■ **Stored data**
------------------------------
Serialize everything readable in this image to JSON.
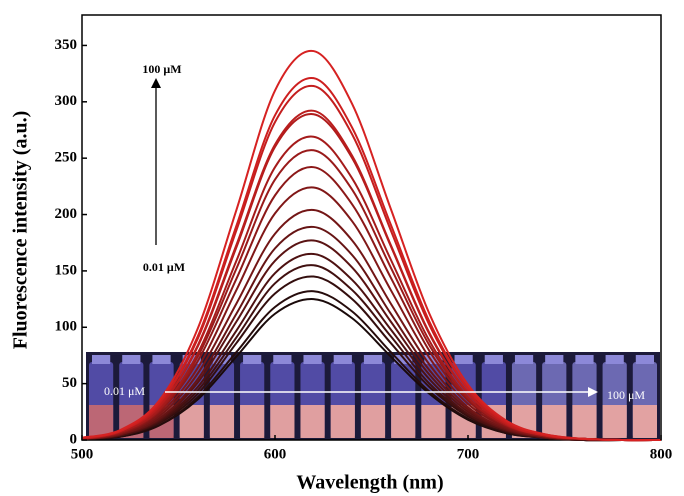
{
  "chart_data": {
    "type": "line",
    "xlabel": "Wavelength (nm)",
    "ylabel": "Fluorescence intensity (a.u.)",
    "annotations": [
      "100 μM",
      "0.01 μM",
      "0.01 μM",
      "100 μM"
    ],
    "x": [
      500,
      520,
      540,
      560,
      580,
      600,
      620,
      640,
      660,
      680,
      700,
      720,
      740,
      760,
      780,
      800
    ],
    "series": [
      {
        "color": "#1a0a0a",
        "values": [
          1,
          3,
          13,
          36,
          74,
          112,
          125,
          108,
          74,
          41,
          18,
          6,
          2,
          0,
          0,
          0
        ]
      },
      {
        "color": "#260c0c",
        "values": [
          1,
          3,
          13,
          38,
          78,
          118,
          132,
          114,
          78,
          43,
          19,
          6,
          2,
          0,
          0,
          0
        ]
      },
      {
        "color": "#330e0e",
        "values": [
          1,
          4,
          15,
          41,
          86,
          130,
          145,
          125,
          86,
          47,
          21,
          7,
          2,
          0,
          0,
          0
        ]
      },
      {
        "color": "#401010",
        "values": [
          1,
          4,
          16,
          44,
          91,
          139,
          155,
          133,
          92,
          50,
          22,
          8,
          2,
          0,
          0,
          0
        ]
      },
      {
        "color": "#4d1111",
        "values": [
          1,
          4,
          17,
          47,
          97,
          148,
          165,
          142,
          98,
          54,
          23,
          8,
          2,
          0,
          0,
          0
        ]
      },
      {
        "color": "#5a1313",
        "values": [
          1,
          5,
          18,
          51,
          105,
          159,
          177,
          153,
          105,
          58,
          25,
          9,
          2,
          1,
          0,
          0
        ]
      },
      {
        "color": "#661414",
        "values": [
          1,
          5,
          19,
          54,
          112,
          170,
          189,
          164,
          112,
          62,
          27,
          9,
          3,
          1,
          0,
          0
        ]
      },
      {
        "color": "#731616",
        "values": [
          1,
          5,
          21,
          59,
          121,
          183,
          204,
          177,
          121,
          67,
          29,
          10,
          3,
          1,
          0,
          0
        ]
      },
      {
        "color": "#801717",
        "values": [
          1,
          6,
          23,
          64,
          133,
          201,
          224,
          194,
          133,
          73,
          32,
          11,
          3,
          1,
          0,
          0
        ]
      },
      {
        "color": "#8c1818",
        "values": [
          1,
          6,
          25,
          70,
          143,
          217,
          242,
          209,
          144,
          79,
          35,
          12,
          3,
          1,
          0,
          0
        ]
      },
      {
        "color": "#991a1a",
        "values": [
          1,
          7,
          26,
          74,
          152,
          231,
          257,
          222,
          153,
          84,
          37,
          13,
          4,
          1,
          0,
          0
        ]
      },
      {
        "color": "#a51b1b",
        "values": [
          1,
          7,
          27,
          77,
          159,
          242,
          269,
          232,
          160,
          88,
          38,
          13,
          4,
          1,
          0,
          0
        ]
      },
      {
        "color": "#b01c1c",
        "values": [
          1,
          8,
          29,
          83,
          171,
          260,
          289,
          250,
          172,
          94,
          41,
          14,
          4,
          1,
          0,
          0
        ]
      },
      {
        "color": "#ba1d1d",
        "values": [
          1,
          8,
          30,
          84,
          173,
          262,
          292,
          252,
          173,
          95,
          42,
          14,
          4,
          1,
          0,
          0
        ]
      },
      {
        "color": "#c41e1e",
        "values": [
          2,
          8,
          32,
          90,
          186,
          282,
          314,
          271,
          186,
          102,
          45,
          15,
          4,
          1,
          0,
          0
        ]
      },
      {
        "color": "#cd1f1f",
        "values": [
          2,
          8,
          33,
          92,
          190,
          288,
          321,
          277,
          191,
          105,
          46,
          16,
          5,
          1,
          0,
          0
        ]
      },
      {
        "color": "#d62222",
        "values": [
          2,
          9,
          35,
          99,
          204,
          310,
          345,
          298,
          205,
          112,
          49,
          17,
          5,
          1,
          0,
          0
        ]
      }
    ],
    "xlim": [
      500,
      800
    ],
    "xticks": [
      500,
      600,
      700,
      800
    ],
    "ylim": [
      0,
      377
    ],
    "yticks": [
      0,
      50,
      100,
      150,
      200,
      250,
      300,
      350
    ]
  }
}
------------------------------
■ **Task to carry out**
Transcribe all entries above exactly. Drop the pictures.

■ **Task result**
Serialize everything readable in this image to JSON.
{
  "chart_data": {
    "type": "line",
    "xlabel": "Wavelength (nm)",
    "ylabel": "Fluorescence intensity (a.u.)",
    "annotations": [
      "100 μM",
      "0.01 μM",
      "0.01 μM",
      "100 μM"
    ],
    "x": [
      500,
      520,
      540,
      560,
      580,
      600,
      620,
      640,
      660,
      680,
      700,
      720,
      740,
      760,
      780,
      800
    ],
    "series": [
      {
        "color": "#1a0a0a",
        "values": [
          1,
          3,
          13,
          36,
          74,
          112,
          125,
          108,
          74,
          41,
          18,
          6,
          2,
          0,
          0,
          0
        ]
      },
      {
        "color": "#260c0c",
        "values": [
          1,
          3,
          13,
          38,
          78,
          118,
          132,
          114,
          78,
          43,
          19,
          6,
          2,
          0,
          0,
          0
        ]
      },
      {
        "color": "#330e0e",
        "values": [
          1,
          4,
          15,
          41,
          86,
          130,
          145,
          125,
          86,
          47,
          21,
          7,
          2,
          0,
          0,
          0
        ]
      },
      {
        "color": "#401010",
        "values": [
          1,
          4,
          16,
          44,
          91,
          139,
          155,
          133,
          92,
          50,
          22,
          8,
          2,
          0,
          0,
          0
        ]
      },
      {
        "color": "#4d1111",
        "values": [
          1,
          4,
          17,
          47,
          97,
          148,
          165,
          142,
          98,
          54,
          23,
          8,
          2,
          0,
          0,
          0
        ]
      },
      {
        "color": "#5a1313",
        "values": [
          1,
          5,
          18,
          51,
          105,
          159,
          177,
          153,
          105,
          58,
          25,
          9,
          2,
          1,
          0,
          0
        ]
      },
      {
        "color": "#661414",
        "values": [
          1,
          5,
          19,
          54,
          112,
          170,
          189,
          164,
          112,
          62,
          27,
          9,
          3,
          1,
          0,
          0
        ]
      },
      {
        "color": "#731616",
        "values": [
          1,
          5,
          21,
          59,
          121,
          183,
          204,
          177,
          121,
          67,
          29,
          10,
          3,
          1,
          0,
          0
        ]
      },
      {
        "color": "#801717",
        "values": [
          1,
          6,
          23,
          64,
          133,
          201,
          224,
          194,
          133,
          73,
          32,
          11,
          3,
          1,
          0,
          0
        ]
      },
      {
        "color": "#8c1818",
        "values": [
          1,
          6,
          25,
          70,
          143,
          217,
          242,
          209,
          144,
          79,
          35,
          12,
          3,
          1,
          0,
          0
        ]
      },
      {
        "color": "#991a1a",
        "values": [
          1,
          7,
          26,
          74,
          152,
          231,
          257,
          222,
          153,
          84,
          37,
          13,
          4,
          1,
          0,
          0
        ]
      },
      {
        "color": "#a51b1b",
        "values": [
          1,
          7,
          27,
          77,
          159,
          242,
          269,
          232,
          160,
          88,
          38,
          13,
          4,
          1,
          0,
          0
        ]
      },
      {
        "color": "#b01c1c",
        "values": [
          1,
          8,
          29,
          83,
          171,
          260,
          289,
          250,
          172,
          94,
          41,
          14,
          4,
          1,
          0,
          0
        ]
      },
      {
        "color": "#ba1d1d",
        "values": [
          1,
          8,
          30,
          84,
          173,
          262,
          292,
          252,
          173,
          95,
          42,
          14,
          4,
          1,
          0,
          0
        ]
      },
      {
        "color": "#c41e1e",
        "values": [
          2,
          8,
          32,
          90,
          186,
          282,
          314,
          271,
          186,
          102,
          45,
          15,
          4,
          1,
          0,
          0
        ]
      },
      {
        "color": "#cd1f1f",
        "values": [
          2,
          8,
          33,
          92,
          190,
          288,
          321,
          277,
          191,
          105,
          46,
          16,
          5,
          1,
          0,
          0
        ]
      },
      {
        "color": "#d62222",
        "values": [
          2,
          9,
          35,
          99,
          204,
          310,
          345,
          298,
          205,
          112,
          49,
          17,
          5,
          1,
          0,
          0
        ]
      }
    ],
    "xlim": [
      500,
      800
    ],
    "xticks": [
      500,
      600,
      700,
      800
    ],
    "ylim": [
      0,
      377
    ],
    "yticks": [
      0,
      50,
      100,
      150,
      200,
      250,
      300,
      350
    ]
  }
}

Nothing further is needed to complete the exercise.